• TASK PROMPT
Output the data below in full, character for character.

• INPUT ROWS

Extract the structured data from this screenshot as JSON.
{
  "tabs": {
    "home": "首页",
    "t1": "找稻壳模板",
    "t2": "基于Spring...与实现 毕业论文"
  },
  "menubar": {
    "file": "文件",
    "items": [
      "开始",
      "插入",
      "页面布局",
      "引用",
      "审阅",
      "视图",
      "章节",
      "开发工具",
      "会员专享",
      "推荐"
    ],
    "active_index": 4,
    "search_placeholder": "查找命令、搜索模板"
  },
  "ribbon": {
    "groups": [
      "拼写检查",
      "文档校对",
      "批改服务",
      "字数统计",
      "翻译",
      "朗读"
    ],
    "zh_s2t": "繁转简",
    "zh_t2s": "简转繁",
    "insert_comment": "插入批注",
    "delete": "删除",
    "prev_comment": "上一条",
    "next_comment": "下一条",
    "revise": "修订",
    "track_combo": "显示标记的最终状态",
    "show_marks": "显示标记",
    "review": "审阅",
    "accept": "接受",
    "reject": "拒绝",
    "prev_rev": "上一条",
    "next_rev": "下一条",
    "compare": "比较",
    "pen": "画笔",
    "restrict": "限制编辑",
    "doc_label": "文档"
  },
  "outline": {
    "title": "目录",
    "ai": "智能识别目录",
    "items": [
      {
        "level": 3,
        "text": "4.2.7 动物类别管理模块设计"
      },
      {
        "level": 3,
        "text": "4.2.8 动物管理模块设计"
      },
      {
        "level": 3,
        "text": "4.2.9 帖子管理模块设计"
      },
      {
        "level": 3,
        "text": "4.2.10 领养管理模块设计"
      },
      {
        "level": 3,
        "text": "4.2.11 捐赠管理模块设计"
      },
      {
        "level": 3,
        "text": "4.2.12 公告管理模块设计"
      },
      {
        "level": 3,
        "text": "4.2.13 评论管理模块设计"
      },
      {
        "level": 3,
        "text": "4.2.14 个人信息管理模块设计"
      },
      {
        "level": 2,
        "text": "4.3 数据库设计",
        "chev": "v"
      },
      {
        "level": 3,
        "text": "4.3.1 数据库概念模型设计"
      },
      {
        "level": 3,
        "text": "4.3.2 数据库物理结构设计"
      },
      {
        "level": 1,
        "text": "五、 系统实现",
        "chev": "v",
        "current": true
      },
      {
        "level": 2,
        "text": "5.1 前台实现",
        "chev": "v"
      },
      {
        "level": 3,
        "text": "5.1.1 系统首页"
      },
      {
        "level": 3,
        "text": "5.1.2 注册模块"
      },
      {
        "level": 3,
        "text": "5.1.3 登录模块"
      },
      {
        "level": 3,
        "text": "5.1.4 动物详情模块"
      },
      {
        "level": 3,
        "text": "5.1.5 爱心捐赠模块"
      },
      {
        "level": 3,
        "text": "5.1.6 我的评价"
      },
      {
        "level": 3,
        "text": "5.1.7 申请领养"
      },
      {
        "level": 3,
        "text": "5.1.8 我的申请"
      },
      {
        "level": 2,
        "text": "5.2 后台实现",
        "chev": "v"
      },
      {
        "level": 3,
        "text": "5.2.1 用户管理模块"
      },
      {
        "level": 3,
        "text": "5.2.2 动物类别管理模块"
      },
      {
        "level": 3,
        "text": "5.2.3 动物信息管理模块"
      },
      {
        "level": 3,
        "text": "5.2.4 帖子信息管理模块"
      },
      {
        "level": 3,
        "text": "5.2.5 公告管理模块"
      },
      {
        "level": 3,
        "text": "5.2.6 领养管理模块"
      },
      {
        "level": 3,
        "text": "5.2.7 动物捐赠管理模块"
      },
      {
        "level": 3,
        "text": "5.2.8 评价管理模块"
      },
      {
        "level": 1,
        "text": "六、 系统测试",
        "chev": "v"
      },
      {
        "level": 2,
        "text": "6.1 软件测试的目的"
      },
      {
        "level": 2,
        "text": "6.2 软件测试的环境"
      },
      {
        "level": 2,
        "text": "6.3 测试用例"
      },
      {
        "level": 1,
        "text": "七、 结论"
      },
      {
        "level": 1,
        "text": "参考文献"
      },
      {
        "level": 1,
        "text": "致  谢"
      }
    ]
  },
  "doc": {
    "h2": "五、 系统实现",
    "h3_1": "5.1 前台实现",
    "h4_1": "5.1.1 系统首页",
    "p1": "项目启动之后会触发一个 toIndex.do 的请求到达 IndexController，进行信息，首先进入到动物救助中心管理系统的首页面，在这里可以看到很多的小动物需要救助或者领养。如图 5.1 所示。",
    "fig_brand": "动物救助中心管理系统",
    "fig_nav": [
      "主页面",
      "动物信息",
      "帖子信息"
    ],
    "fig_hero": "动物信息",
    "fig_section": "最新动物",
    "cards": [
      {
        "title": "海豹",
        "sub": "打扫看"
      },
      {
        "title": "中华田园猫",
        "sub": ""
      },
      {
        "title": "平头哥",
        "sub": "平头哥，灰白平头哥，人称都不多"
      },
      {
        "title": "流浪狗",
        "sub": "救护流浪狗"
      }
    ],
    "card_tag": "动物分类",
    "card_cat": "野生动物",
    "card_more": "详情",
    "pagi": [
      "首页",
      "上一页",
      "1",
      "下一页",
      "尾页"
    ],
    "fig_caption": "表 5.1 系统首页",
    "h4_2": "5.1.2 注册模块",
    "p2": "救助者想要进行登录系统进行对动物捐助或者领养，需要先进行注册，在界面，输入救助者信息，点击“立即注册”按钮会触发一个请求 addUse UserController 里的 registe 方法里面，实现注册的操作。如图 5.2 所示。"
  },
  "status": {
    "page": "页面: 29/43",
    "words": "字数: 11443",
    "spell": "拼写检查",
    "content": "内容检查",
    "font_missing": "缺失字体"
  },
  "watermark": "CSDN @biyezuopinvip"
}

• THE ANSWER
Extract the structured data from this screenshot as JSON.
{
  "tabs": {
    "home": "首页",
    "t1": "找稻壳模板",
    "t2": "基于Spring...与实现 毕业论文"
  },
  "menubar": {
    "file": "文件",
    "items": [
      "开始",
      "插入",
      "页面布局",
      "引用",
      "审阅",
      "视图",
      "章节",
      "开发工具",
      "会员专享",
      "推荐"
    ],
    "active_index": 4,
    "search_placeholder": "查找命令、搜索模板"
  },
  "ribbon": {
    "groups": [
      "拼写检查",
      "文档校对",
      "批改服务",
      "字数统计",
      "翻译",
      "朗读"
    ],
    "zh_s2t": "繁转简",
    "zh_t2s": "简转繁",
    "insert_comment": "插入批注",
    "delete": "删除",
    "prev_comment": "上一条",
    "next_comment": "下一条",
    "revise": "修订",
    "track_combo": "显示标记的最终状态",
    "show_marks": "显示标记",
    "review": "审阅",
    "accept": "接受",
    "reject": "拒绝",
    "prev_rev": "上一条",
    "next_rev": "下一条",
    "compare": "比较",
    "pen": "画笔",
    "restrict": "限制编辑",
    "doc_label": "文档"
  },
  "outline": {
    "title": "目录",
    "ai": "智能识别目录",
    "items": [
      {
        "level": 3,
        "text": "4.2.7 动物类别管理模块设计"
      },
      {
        "level": 3,
        "text": "4.2.8 动物管理模块设计"
      },
      {
        "level": 3,
        "text": "4.2.9 帖子管理模块设计"
      },
      {
        "level": 3,
        "text": "4.2.10 领养管理模块设计"
      },
      {
        "level": 3,
        "text": "4.2.11 捐赠管理模块设计"
      },
      {
        "level": 3,
        "text": "4.2.12 公告管理模块设计"
      },
      {
        "level": 3,
        "text": "4.2.13 评论管理模块设计"
      },
      {
        "level": 3,
        "text": "4.2.14 个人信息管理模块设计"
      },
      {
        "level": 2,
        "text": "4.3 数据库设计",
        "chev": "v"
      },
      {
        "level": 3,
        "text": "4.3.1 数据库概念模型设计"
      },
      {
        "level": 3,
        "text": "4.3.2 数据库物理结构设计"
      },
      {
        "level": 1,
        "text": "五、 系统实现",
        "chev": "v",
        "current": true
      },
      {
        "level": 2,
        "text": "5.1 前台实现",
        "chev": "v"
      },
      {
        "level": 3,
        "text": "5.1.1 系统首页"
      },
      {
        "level": 3,
        "text": "5.1.2 注册模块"
      },
      {
        "level": 3,
        "text": "5.1.3 登录模块"
      },
      {
        "level": 3,
        "text": "5.1.4 动物详情模块"
      },
      {
        "level": 3,
        "text": "5.1.5 爱心捐赠模块"
      },
      {
        "level": 3,
        "text": "5.1.6 我的评价"
      },
      {
        "level": 3,
        "text": "5.1.7 申请领养"
      },
      {
        "level": 3,
        "text": "5.1.8 我的申请"
      },
      {
        "level": 2,
        "text": "5.2 后台实现",
        "chev": "v"
      },
      {
        "level": 3,
        "text": "5.2.1 用户管理模块"
      },
      {
        "level": 3,
        "text": "5.2.2 动物类别管理模块"
      },
      {
        "level": 3,
        "text": "5.2.3 动物信息管理模块"
      },
      {
        "level": 3,
        "text": "5.2.4 帖子信息管理模块"
      },
      {
        "level": 3,
        "text": "5.2.5 公告管理模块"
      },
      {
        "level": 3,
        "text": "5.2.6 领养管理模块"
      },
      {
        "level": 3,
        "text": "5.2.7 动物捐赠管理模块"
      },
      {
        "level": 3,
        "text": "5.2.8 评价管理模块"
      },
      {
        "level": 1,
        "text": "六、 系统测试",
        "chev": "v"
      },
      {
        "level": 2,
        "text": "6.1 软件测试的目的"
      },
      {
        "level": 2,
        "text": "6.2 软件测试的环境"
      },
      {
        "level": 2,
        "text": "6.3 测试用例"
      },
      {
        "level": 1,
        "text": "七、 结论"
      },
      {
        "level": 1,
        "text": "参考文献"
      },
      {
        "level": 1,
        "text": "致  谢"
      }
    ]
  },
  "doc": {
    "h2": "五、 系统实现",
    "h3_1": "5.1 前台实现",
    "h4_1": "5.1.1 系统首页",
    "p1": "项目启动之后会触发一个 toIndex.do 的请求到达 IndexController，进行信息，首先进入到动物救助中心管理系统的首页面，在这里可以看到很多的小动物需要救助或者领养。如图 5.1 所示。",
    "fig_brand": "动物救助中心管理系统",
    "fig_nav": [
      "主页面",
      "动物信息",
      "帖子信息"
    ],
    "fig_hero": "动物信息",
    "fig_section": "最新动物",
    "cards": [
      {
        "title": "海豹",
        "sub": "打扫看"
      },
      {
        "title": "中华田园猫",
        "sub": ""
      },
      {
        "title": "平头哥",
        "sub": "平头哥，灰白平头哥，人称都不多"
      },
      {
        "title": "流浪狗",
        "sub": "救护流浪狗"
      }
    ],
    "card_tag": "动物分类",
    "card_cat": "野生动物",
    "card_more": "详情",
    "pagi": [
      "首页",
      "上一页",
      "1",
      "下一页",
      "尾页"
    ],
    "fig_caption": "表 5.1 系统首页",
    "h4_2": "5.1.2 注册模块",
    "p2": "救助者想要进行登录系统进行对动物捐助或者领养，需要先进行注册，在界面，输入救助者信息，点击“立即注册”按钮会触发一个请求 addUse UserController 里的 registe 方法里面，实现注册的操作。如图 5.2 所示。"
  },
  "status": {
    "page": "页面: 29/43",
    "words": "字数: 11443",
    "spell": "拼写检查",
    "content": "内容检查",
    "font_missing": "缺失字体"
  },
  "watermark": "CSDN @biyezuopinvip"
}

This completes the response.